• Stated exercise
Leave out any picture and return the remaining listing below exactly as given.

----------

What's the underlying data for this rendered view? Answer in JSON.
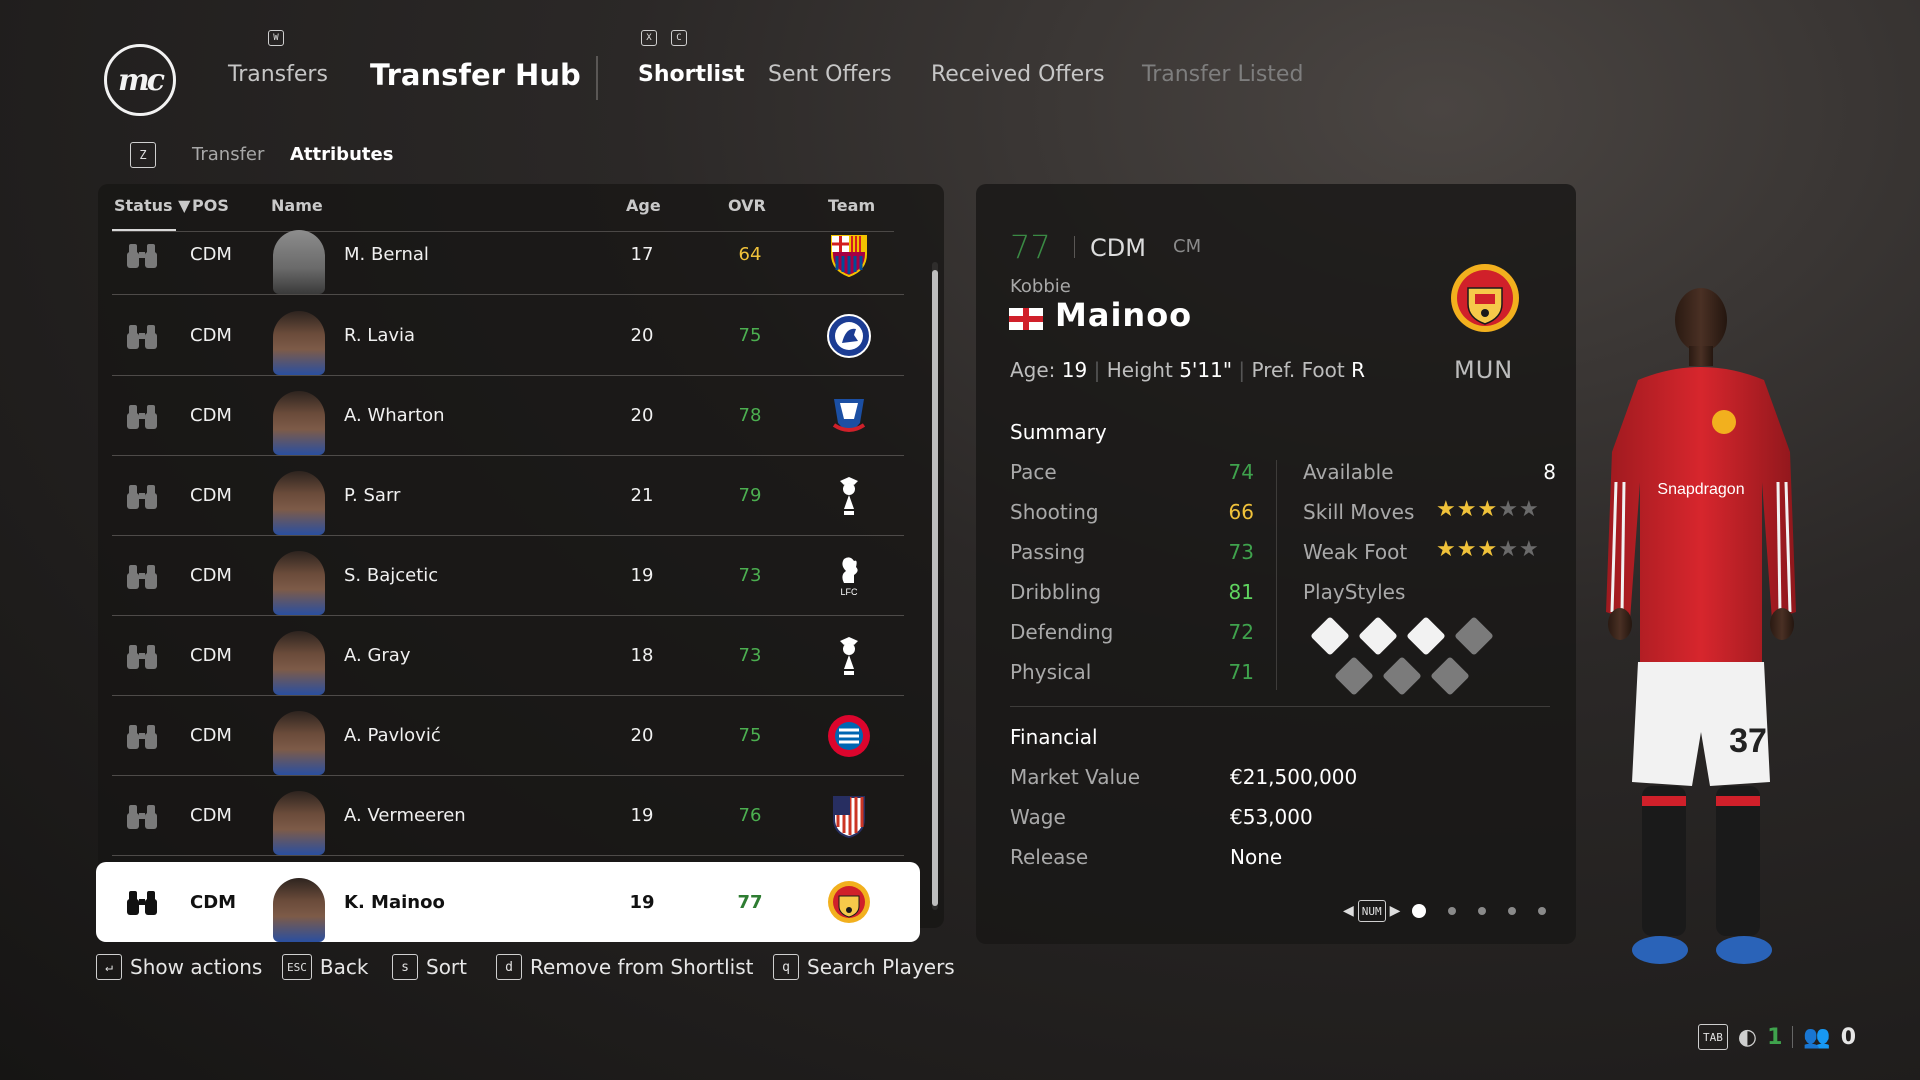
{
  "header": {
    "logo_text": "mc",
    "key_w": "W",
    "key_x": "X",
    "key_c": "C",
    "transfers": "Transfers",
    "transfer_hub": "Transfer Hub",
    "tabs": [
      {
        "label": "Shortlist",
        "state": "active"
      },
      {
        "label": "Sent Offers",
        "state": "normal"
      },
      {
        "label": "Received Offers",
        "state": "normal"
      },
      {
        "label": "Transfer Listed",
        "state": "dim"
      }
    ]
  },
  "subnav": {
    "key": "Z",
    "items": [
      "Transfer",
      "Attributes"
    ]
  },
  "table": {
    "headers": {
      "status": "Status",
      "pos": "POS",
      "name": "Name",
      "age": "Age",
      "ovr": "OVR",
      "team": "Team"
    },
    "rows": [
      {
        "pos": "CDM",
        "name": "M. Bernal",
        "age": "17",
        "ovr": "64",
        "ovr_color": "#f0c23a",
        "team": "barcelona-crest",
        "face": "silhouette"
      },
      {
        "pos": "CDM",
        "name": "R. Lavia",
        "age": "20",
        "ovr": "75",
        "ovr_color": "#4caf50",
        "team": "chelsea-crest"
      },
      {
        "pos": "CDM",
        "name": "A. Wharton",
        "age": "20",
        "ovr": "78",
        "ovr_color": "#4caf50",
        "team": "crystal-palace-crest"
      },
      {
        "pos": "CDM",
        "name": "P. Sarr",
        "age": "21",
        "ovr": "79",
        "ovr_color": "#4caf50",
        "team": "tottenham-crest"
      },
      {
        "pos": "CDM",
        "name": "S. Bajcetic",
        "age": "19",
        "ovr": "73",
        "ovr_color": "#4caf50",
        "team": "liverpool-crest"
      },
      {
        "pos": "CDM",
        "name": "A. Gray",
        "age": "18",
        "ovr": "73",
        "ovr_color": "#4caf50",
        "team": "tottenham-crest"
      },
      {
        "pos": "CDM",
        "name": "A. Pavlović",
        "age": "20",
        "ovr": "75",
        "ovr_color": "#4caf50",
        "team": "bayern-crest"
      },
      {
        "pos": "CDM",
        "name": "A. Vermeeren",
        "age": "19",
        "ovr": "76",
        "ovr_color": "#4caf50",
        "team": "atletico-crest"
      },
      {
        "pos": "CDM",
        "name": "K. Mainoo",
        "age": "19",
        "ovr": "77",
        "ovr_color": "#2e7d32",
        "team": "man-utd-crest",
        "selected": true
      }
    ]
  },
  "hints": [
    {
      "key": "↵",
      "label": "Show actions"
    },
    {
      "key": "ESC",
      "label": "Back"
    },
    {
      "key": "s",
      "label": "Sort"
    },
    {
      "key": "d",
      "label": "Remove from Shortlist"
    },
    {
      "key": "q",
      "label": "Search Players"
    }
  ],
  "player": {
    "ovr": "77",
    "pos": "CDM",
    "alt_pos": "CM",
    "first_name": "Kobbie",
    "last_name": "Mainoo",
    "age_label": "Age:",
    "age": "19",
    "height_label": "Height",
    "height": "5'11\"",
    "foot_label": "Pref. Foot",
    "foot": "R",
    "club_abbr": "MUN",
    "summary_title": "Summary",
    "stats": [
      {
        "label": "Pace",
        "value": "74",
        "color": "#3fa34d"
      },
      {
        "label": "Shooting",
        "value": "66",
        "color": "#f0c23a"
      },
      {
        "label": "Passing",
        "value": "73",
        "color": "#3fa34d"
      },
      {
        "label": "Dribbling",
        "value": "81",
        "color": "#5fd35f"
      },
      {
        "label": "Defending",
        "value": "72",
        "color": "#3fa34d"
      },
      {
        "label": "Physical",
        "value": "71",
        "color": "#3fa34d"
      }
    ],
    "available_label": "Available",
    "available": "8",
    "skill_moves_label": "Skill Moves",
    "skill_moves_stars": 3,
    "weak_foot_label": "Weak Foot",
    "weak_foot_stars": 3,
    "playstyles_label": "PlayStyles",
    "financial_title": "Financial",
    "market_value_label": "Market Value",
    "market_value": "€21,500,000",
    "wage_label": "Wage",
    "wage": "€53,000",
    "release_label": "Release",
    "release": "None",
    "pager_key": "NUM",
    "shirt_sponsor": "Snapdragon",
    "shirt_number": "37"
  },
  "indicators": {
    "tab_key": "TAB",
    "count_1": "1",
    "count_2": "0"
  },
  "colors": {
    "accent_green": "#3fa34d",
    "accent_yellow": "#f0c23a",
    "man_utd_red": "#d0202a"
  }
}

----------

• Result for this task
What's the underlying data for this rendered view? Answer in JSON.
{
  "header": {
    "logo_text": "mc",
    "key_w": "W",
    "key_x": "X",
    "key_c": "C",
    "transfers": "Transfers",
    "transfer_hub": "Transfer Hub",
    "tabs": [
      {
        "label": "Shortlist",
        "state": "active"
      },
      {
        "label": "Sent Offers",
        "state": "normal"
      },
      {
        "label": "Received Offers",
        "state": "normal"
      },
      {
        "label": "Transfer Listed",
        "state": "dim"
      }
    ]
  },
  "subnav": {
    "key": "Z",
    "items": [
      "Transfer",
      "Attributes"
    ]
  },
  "table": {
    "headers": {
      "status": "Status",
      "pos": "POS",
      "name": "Name",
      "age": "Age",
      "ovr": "OVR",
      "team": "Team"
    },
    "rows": [
      {
        "pos": "CDM",
        "name": "M. Bernal",
        "age": "17",
        "ovr": "64",
        "ovr_color": "#f0c23a",
        "team": "barcelona-crest",
        "face": "silhouette"
      },
      {
        "pos": "CDM",
        "name": "R. Lavia",
        "age": "20",
        "ovr": "75",
        "ovr_color": "#4caf50",
        "team": "chelsea-crest"
      },
      {
        "pos": "CDM",
        "name": "A. Wharton",
        "age": "20",
        "ovr": "78",
        "ovr_color": "#4caf50",
        "team": "crystal-palace-crest"
      },
      {
        "pos": "CDM",
        "name": "P. Sarr",
        "age": "21",
        "ovr": "79",
        "ovr_color": "#4caf50",
        "team": "tottenham-crest"
      },
      {
        "pos": "CDM",
        "name": "S. Bajcetic",
        "age": "19",
        "ovr": "73",
        "ovr_color": "#4caf50",
        "team": "liverpool-crest"
      },
      {
        "pos": "CDM",
        "name": "A. Gray",
        "age": "18",
        "ovr": "73",
        "ovr_color": "#4caf50",
        "team": "tottenham-crest"
      },
      {
        "pos": "CDM",
        "name": "A. Pavlović",
        "age": "20",
        "ovr": "75",
        "ovr_color": "#4caf50",
        "team": "bayern-crest"
      },
      {
        "pos": "CDM",
        "name": "A. Vermeeren",
        "age": "19",
        "ovr": "76",
        "ovr_color": "#4caf50",
        "team": "atletico-crest"
      },
      {
        "pos": "CDM",
        "name": "K. Mainoo",
        "age": "19",
        "ovr": "77",
        "ovr_color": "#2e7d32",
        "team": "man-utd-crest",
        "selected": true
      }
    ]
  },
  "hints": [
    {
      "key": "↵",
      "label": "Show actions"
    },
    {
      "key": "ESC",
      "label": "Back"
    },
    {
      "key": "s",
      "label": "Sort"
    },
    {
      "key": "d",
      "label": "Remove from Shortlist"
    },
    {
      "key": "q",
      "label": "Search Players"
    }
  ],
  "player": {
    "ovr": "77",
    "pos": "CDM",
    "alt_pos": "CM",
    "first_name": "Kobbie",
    "last_name": "Mainoo",
    "age_label": "Age:",
    "age": "19",
    "height_label": "Height",
    "height": "5'11\"",
    "foot_label": "Pref. Foot",
    "foot": "R",
    "club_abbr": "MUN",
    "summary_title": "Summary",
    "stats": [
      {
        "label": "Pace",
        "value": "74",
        "color": "#3fa34d"
      },
      {
        "label": "Shooting",
        "value": "66",
        "color": "#f0c23a"
      },
      {
        "label": "Passing",
        "value": "73",
        "color": "#3fa34d"
      },
      {
        "label": "Dribbling",
        "value": "81",
        "color": "#5fd35f"
      },
      {
        "label": "Defending",
        "value": "72",
        "color": "#3fa34d"
      },
      {
        "label": "Physical",
        "value": "71",
        "color": "#3fa34d"
      }
    ],
    "available_label": "Available",
    "available": "8",
    "skill_moves_label": "Skill Moves",
    "skill_moves_stars": 3,
    "weak_foot_label": "Weak Foot",
    "weak_foot_stars": 3,
    "playstyles_label": "PlayStyles",
    "financial_title": "Financial",
    "market_value_label": "Market Value",
    "market_value": "€21,500,000",
    "wage_label": "Wage",
    "wage": "€53,000",
    "release_label": "Release",
    "release": "None",
    "pager_key": "NUM",
    "shirt_sponsor": "Snapdragon",
    "shirt_number": "37"
  },
  "indicators": {
    "tab_key": "TAB",
    "count_1": "1",
    "count_2": "0"
  },
  "colors": {
    "accent_green": "#3fa34d",
    "accent_yellow": "#f0c23a",
    "man_utd_red": "#d0202a"
  }
}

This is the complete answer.